▶ _RECORDS FOR PROCESSING_:
==*==
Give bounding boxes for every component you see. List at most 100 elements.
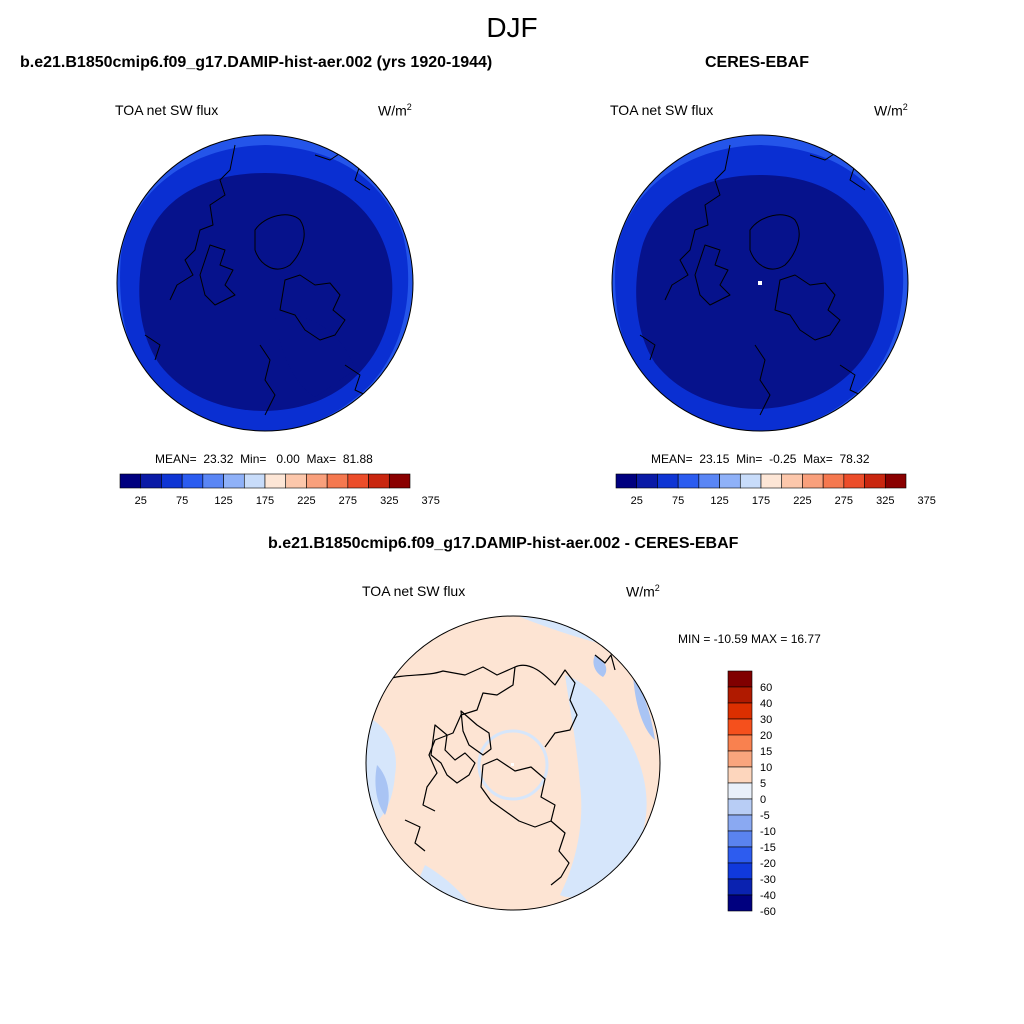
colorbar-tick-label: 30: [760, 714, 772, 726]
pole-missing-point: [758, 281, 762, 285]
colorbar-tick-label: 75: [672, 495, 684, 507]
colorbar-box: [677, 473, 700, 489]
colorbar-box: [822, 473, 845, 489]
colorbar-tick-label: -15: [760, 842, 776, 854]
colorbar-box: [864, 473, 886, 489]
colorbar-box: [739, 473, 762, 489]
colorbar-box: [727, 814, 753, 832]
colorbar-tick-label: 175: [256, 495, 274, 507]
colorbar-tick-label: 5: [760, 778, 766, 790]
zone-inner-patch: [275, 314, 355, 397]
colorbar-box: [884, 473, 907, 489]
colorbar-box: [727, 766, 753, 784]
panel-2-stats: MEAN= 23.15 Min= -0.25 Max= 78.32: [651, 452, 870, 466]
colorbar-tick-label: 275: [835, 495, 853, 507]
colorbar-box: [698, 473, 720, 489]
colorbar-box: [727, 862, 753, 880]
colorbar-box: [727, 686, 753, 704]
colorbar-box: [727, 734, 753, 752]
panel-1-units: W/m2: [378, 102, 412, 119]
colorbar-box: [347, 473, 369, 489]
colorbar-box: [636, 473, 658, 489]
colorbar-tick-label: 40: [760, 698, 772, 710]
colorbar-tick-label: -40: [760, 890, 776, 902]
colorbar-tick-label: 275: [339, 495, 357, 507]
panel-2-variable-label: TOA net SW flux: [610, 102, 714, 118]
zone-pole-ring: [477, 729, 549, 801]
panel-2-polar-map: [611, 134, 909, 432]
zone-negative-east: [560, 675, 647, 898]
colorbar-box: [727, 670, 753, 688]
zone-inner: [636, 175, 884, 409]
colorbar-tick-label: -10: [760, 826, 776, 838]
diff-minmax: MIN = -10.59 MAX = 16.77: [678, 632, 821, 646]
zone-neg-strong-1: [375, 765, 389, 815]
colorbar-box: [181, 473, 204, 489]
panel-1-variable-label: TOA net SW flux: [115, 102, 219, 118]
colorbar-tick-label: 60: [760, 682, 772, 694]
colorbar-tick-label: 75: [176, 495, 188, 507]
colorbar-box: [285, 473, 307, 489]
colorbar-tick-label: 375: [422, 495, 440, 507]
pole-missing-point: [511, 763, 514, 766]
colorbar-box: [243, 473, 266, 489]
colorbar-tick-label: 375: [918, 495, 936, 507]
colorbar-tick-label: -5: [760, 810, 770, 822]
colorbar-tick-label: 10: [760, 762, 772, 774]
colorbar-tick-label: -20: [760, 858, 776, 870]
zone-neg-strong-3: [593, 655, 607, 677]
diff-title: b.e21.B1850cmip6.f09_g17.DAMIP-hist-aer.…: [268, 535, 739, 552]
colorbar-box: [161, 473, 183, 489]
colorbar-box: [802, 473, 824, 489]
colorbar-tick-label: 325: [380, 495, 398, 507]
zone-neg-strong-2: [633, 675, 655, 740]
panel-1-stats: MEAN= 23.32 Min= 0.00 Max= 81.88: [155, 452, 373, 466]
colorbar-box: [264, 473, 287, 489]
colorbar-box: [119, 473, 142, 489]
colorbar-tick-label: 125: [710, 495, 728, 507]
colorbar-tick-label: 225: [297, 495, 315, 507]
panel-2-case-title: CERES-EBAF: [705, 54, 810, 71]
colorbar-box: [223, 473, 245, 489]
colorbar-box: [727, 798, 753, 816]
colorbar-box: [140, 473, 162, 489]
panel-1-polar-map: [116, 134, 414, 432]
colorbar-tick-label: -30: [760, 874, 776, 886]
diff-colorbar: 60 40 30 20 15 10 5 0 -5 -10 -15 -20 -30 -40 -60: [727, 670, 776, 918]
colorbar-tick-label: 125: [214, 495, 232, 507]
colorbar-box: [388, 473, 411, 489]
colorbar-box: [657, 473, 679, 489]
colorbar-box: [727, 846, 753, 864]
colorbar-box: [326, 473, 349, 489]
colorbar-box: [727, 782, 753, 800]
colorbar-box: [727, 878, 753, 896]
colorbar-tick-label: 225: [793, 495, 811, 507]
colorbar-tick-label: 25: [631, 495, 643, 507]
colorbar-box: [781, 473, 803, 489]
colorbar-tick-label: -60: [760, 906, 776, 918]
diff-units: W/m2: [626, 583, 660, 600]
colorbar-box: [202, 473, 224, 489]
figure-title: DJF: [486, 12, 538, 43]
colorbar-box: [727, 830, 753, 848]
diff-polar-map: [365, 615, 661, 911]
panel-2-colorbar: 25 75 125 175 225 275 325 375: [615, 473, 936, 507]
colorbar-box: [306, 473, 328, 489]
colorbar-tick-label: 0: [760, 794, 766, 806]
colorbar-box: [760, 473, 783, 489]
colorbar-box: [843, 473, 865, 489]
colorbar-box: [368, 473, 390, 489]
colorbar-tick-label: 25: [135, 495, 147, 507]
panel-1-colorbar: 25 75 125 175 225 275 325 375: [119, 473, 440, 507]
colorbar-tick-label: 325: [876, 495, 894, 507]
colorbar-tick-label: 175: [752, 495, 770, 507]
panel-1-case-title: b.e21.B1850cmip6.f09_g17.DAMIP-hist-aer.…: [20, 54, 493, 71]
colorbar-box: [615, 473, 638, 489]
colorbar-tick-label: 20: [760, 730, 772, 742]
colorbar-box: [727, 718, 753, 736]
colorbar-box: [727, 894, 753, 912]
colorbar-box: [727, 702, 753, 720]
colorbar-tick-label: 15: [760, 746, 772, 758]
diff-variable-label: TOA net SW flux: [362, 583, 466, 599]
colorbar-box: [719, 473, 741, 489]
==*==
▶ _TASK DETAILS_: Pull every line of the data above word for word, leaving out the picture.

▶ _ANSWER FOR THIS EXERCISE_:
Give bounding boxes for every component you see. List at most 100 elements.
colorbar-tick-label: 30: [760, 714, 772, 726]
pole-missing-point: [758, 281, 762, 285]
colorbar-tick-label: 75: [672, 495, 684, 507]
colorbar-box: [677, 473, 700, 489]
colorbar-box: [822, 473, 845, 489]
colorbar-tick-label: -15: [760, 842, 776, 854]
colorbar-box: [864, 473, 886, 489]
colorbar-box: [739, 473, 762, 489]
colorbar-box: [727, 814, 753, 832]
colorbar-tick-label: 175: [256, 495, 274, 507]
colorbar-tick-label: 5: [760, 778, 766, 790]
zone-inner-patch: [275, 314, 355, 397]
colorbar-box: [884, 473, 907, 489]
colorbar-box: [727, 766, 753, 784]
panel-2-stats: MEAN= 23.15 Min= -0.25 Max= 78.32: [651, 452, 870, 466]
colorbar-tick-label: 275: [835, 495, 853, 507]
colorbar-box: [698, 473, 720, 489]
colorbar-box: [727, 862, 753, 880]
colorbar-box: [727, 686, 753, 704]
colorbar-box: [727, 734, 753, 752]
panel-1-units: W/m2: [378, 102, 412, 119]
colorbar-box: [347, 473, 369, 489]
colorbar-box: [636, 473, 658, 489]
colorbar-tick-label: 40: [760, 698, 772, 710]
colorbar-tick-label: -40: [760, 890, 776, 902]
colorbar-tick-label: 275: [339, 495, 357, 507]
panel-2-variable-label: TOA net SW flux: [610, 102, 714, 118]
zone-pole-ring: [477, 729, 549, 801]
panel-2-polar-map: [611, 134, 909, 432]
zone-negative-east: [560, 675, 647, 898]
colorbar-box: [727, 670, 753, 688]
zone-inner: [636, 175, 884, 409]
colorbar-tick-label: -10: [760, 826, 776, 838]
diff-minmax: MIN = -10.59 MAX = 16.77: [678, 632, 821, 646]
zone-neg-strong-1: [375, 765, 389, 815]
colorbar-box: [181, 473, 204, 489]
panel-1-variable-label: TOA net SW flux: [115, 102, 219, 118]
colorbar-tick-label: 60: [760, 682, 772, 694]
colorbar-tick-label: 75: [176, 495, 188, 507]
colorbar-box: [285, 473, 307, 489]
colorbar-tick-label: 375: [422, 495, 440, 507]
pole-missing-point: [511, 763, 514, 766]
colorbar-box: [243, 473, 266, 489]
colorbar-tick-label: 375: [918, 495, 936, 507]
colorbar-tick-label: -5: [760, 810, 770, 822]
colorbar-tick-label: 10: [760, 762, 772, 774]
colorbar-tick-label: -20: [760, 858, 776, 870]
zone-neg-strong-3: [593, 655, 607, 677]
diff-title: b.e21.B1850cmip6.f09_g17.DAMIP-hist-aer.…: [268, 535, 739, 552]
colorbar-box: [161, 473, 183, 489]
colorbar-box: [802, 473, 824, 489]
colorbar-tick-label: 325: [380, 495, 398, 507]
zone-neg-strong-2: [633, 675, 655, 740]
panel-1-stats: MEAN= 23.32 Min= 0.00 Max= 81.88: [155, 452, 373, 466]
colorbar-box: [264, 473, 287, 489]
colorbar-box: [119, 473, 142, 489]
colorbar-tick-label: 125: [710, 495, 728, 507]
colorbar-tick-label: 225: [297, 495, 315, 507]
panel-2-case-title: CERES-EBAF: [705, 54, 810, 71]
colorbar-box: [223, 473, 245, 489]
colorbar-box: [727, 798, 753, 816]
colorbar-box: [140, 473, 162, 489]
panel-1-polar-map: [116, 134, 414, 432]
colorbar-tick-label: -30: [760, 874, 776, 886]
diff-colorbar: 60 40 30 20 15 10 5 0 -5 -10 -15 -20 -30 -40 -60: [727, 670, 776, 918]
colorbar-tick-label: 125: [214, 495, 232, 507]
colorbar-box: [388, 473, 411, 489]
colorbar-box: [657, 473, 679, 489]
colorbar-box: [727, 846, 753, 864]
colorbar-box: [326, 473, 349, 489]
colorbar-box: [727, 782, 753, 800]
colorbar-box: [727, 878, 753, 896]
colorbar-tick-label: 225: [793, 495, 811, 507]
colorbar-tick-label: 25: [631, 495, 643, 507]
colorbar-box: [781, 473, 803, 489]
colorbar-tick-label: -60: [760, 906, 776, 918]
diff-units: W/m2: [626, 583, 660, 600]
colorbar-box: [202, 473, 224, 489]
figure-title: DJF: [486, 12, 538, 43]
colorbar-box: [727, 830, 753, 848]
diff-polar-map: [365, 615, 661, 911]
panel-2-colorbar: 25 75 125 175 225 275 325 375: [615, 473, 936, 507]
colorbar-box: [306, 473, 328, 489]
colorbar-tick-label: 0: [760, 794, 766, 806]
colorbar-box: [760, 473, 783, 489]
colorbar-box: [843, 473, 865, 489]
colorbar-box: [368, 473, 390, 489]
colorbar-tick-label: 25: [135, 495, 147, 507]
panel-1-colorbar: 25 75 125 175 225 275 325 375: [119, 473, 440, 507]
colorbar-tick-label: 325: [876, 495, 894, 507]
colorbar-tick-label: 175: [752, 495, 770, 507]
panel-1-case-title: b.e21.B1850cmip6.f09_g17.DAMIP-hist-aer.…: [20, 54, 493, 71]
colorbar-box: [615, 473, 638, 489]
colorbar-tick-label: 20: [760, 730, 772, 742]
colorbar-box: [727, 718, 753, 736]
colorbar-box: [727, 894, 753, 912]
colorbar-box: [727, 702, 753, 720]
colorbar-tick-label: 15: [760, 746, 772, 758]
diff-variable-label: TOA net SW flux: [362, 583, 466, 599]
colorbar-box: [719, 473, 741, 489]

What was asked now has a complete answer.